* **Try it**:
Among the lines below, which ones contain the word "this"? Copy every such line.

* **Stored data**:

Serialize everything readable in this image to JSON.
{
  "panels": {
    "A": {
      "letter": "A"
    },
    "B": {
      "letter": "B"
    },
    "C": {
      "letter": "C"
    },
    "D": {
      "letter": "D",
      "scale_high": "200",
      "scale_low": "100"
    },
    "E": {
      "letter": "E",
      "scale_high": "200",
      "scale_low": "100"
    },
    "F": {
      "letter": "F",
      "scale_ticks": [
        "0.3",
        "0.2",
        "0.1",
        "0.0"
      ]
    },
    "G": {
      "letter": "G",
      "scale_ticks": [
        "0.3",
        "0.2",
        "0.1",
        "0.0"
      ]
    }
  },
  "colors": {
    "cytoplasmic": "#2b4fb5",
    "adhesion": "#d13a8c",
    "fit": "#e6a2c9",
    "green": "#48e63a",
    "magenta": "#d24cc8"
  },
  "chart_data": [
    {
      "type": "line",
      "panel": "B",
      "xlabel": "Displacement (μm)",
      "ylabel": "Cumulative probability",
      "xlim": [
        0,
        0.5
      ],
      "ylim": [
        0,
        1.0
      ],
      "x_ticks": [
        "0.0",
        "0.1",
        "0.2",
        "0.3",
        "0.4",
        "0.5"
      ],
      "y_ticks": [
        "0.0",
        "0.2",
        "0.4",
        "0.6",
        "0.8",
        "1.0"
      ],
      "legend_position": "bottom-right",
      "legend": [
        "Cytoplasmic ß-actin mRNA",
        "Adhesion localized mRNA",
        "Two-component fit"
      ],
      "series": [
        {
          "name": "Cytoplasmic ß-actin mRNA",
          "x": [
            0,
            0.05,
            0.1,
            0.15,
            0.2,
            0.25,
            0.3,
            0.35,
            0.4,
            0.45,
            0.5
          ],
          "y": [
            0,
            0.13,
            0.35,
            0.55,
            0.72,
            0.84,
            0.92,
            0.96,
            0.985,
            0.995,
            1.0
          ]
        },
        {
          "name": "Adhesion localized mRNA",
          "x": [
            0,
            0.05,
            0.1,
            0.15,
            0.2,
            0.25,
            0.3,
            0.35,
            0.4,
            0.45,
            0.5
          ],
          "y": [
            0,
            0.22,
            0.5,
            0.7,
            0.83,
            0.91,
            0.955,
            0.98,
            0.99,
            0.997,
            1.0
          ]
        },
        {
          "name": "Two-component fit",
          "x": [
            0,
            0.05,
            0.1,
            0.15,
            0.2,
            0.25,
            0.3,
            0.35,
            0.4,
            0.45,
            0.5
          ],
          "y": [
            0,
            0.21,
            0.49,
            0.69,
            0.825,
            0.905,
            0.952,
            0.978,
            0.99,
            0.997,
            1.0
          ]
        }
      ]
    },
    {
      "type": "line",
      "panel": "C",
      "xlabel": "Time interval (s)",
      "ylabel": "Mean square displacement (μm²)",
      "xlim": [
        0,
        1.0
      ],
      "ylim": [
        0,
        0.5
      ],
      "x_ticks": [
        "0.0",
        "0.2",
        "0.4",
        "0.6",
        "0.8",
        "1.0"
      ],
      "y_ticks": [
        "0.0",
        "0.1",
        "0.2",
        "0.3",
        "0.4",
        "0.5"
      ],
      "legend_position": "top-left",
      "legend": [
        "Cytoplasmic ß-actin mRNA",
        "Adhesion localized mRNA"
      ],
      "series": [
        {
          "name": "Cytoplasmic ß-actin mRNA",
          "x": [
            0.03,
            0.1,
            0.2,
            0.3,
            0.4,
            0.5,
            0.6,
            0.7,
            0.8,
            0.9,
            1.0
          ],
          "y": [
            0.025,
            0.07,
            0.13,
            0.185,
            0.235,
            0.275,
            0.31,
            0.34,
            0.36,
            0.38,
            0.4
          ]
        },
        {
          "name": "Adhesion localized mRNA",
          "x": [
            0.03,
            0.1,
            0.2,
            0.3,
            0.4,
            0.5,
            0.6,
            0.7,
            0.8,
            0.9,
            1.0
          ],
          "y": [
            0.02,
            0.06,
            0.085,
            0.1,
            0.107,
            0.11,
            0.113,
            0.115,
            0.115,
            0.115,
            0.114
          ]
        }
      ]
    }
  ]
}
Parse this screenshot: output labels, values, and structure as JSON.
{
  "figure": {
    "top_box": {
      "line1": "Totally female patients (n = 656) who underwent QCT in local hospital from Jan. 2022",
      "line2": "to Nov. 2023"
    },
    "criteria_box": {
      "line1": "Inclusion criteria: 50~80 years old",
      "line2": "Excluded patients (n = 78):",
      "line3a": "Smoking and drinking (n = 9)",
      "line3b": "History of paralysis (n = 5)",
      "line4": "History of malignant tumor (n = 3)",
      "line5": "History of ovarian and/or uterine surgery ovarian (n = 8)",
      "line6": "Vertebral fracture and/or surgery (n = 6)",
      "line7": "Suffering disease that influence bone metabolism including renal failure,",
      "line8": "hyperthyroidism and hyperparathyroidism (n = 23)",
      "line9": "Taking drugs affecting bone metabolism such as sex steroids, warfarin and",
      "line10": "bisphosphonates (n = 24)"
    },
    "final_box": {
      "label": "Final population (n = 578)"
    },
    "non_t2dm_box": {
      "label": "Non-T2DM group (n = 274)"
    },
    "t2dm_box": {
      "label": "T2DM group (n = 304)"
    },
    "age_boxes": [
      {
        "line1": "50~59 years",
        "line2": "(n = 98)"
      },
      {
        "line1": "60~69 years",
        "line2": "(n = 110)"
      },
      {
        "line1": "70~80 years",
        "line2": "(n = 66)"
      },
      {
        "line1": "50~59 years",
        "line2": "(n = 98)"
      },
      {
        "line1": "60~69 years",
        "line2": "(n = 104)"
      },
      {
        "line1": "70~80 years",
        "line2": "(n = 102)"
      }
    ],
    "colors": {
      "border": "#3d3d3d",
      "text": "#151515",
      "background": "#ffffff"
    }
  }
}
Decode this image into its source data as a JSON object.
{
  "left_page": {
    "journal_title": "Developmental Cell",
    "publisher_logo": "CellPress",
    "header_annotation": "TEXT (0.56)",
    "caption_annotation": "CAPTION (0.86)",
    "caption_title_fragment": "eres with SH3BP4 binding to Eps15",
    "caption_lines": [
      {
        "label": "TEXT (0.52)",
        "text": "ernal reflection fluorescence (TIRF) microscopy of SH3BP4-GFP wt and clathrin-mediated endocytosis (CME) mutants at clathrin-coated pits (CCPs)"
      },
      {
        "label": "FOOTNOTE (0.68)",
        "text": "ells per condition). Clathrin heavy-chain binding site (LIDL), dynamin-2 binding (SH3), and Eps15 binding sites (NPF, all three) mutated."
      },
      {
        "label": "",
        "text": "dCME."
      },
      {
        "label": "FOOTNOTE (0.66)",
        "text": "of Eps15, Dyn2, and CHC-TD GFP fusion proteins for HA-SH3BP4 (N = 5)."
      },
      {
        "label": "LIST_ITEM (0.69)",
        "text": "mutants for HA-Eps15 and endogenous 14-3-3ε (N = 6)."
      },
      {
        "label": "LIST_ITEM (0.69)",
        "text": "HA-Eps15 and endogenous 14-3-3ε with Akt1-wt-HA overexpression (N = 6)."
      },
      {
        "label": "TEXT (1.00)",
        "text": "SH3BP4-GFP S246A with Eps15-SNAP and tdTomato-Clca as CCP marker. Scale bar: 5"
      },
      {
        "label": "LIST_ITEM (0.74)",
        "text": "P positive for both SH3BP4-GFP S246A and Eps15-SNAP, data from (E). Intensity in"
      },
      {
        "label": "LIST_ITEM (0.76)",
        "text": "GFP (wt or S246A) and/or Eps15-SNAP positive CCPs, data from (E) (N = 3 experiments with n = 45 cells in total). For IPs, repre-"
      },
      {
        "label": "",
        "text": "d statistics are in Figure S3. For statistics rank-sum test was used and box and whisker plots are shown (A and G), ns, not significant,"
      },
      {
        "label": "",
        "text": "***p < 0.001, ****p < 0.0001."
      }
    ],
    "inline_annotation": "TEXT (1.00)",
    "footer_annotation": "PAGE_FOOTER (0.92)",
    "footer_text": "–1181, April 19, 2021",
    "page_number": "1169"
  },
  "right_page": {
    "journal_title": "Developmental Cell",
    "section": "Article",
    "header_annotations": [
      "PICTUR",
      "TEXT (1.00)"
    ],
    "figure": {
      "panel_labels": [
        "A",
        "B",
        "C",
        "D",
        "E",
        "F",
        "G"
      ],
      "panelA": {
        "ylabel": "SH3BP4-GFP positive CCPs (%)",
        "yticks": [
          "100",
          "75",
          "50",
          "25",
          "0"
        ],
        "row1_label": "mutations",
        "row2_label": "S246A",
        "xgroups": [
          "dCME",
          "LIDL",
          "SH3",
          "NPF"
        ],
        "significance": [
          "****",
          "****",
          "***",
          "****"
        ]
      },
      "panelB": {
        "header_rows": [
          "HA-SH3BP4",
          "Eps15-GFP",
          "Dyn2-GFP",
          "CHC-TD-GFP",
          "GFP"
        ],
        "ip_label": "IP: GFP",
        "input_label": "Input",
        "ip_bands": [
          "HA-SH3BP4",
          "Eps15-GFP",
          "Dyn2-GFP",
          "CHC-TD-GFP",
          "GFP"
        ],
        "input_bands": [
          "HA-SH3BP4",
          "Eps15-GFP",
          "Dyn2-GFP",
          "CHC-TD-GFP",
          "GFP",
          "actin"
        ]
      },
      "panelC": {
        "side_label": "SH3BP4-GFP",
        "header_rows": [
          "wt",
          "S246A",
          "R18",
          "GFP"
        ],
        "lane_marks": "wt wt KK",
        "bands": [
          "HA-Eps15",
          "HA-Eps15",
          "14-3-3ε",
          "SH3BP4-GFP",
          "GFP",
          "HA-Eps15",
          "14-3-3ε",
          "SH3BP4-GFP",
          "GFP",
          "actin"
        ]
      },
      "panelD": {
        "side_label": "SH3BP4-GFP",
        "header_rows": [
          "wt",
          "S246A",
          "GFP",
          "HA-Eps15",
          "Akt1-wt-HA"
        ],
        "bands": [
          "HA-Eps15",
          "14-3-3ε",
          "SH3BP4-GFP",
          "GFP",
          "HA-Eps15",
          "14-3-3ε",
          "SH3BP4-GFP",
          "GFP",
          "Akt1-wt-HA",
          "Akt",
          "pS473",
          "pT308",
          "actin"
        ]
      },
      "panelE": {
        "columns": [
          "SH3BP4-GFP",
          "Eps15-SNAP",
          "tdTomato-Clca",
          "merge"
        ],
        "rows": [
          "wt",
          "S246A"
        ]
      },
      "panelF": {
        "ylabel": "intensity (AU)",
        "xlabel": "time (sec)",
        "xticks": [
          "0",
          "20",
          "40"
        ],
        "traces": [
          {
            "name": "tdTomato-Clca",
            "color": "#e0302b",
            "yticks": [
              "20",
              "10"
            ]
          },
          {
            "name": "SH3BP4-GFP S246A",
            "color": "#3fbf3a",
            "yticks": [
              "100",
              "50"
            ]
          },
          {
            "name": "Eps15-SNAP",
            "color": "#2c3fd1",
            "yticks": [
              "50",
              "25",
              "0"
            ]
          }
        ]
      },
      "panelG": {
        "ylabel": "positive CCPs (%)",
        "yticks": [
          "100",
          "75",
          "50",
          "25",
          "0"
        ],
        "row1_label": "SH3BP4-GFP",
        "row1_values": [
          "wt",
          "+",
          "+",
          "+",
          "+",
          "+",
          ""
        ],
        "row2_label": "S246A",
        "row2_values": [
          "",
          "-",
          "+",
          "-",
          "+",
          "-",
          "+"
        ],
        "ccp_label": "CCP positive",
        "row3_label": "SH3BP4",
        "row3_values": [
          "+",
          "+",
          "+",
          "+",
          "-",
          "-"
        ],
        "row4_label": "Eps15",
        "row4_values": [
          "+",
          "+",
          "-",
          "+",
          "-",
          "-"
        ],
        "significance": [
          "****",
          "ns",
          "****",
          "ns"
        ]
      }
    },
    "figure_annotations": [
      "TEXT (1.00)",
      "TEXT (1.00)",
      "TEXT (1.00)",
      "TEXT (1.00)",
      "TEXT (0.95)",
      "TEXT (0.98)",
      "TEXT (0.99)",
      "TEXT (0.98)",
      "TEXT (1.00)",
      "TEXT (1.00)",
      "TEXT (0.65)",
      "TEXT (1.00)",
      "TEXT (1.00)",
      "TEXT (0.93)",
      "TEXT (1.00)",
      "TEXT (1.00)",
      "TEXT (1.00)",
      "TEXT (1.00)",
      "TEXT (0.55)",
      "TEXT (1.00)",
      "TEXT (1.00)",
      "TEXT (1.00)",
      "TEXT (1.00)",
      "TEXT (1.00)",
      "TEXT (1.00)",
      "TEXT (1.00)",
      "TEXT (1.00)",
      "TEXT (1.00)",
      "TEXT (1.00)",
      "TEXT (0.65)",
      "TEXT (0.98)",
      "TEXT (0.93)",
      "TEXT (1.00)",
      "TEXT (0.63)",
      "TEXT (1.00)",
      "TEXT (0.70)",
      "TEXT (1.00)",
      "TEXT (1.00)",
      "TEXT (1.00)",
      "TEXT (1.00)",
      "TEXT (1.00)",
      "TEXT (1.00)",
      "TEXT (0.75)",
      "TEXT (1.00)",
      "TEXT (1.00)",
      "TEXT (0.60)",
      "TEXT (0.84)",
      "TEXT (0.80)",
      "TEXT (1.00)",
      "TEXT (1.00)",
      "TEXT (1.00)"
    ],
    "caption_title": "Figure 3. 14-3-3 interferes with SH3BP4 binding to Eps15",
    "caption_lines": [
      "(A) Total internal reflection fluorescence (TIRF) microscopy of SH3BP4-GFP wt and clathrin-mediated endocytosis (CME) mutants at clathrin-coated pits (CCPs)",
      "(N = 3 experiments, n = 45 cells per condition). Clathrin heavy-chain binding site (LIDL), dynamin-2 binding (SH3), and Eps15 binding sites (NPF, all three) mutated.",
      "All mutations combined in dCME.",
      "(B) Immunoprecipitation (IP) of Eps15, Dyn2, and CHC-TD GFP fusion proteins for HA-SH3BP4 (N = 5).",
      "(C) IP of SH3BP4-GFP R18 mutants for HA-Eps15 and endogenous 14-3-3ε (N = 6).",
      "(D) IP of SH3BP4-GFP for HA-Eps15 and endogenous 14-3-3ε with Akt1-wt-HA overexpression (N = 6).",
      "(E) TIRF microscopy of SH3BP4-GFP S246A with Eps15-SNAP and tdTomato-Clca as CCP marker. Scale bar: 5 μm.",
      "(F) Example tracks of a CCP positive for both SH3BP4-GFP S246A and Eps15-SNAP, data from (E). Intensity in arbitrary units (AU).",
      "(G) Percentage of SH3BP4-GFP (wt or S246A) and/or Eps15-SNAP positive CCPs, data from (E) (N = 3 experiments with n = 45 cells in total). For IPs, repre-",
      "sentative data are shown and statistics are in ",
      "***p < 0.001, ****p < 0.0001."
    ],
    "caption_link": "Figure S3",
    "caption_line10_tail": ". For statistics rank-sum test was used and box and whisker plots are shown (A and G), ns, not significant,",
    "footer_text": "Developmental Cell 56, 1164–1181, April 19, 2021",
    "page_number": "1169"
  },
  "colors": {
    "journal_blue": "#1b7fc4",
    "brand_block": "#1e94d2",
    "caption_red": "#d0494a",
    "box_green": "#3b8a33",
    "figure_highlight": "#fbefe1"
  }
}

* **Response to the exercise**:
Serialize everything readable in this image to JSON.
Parse this screenshot: output labels, values, and structure as JSON.
Decode this image into its source data as a JSON object.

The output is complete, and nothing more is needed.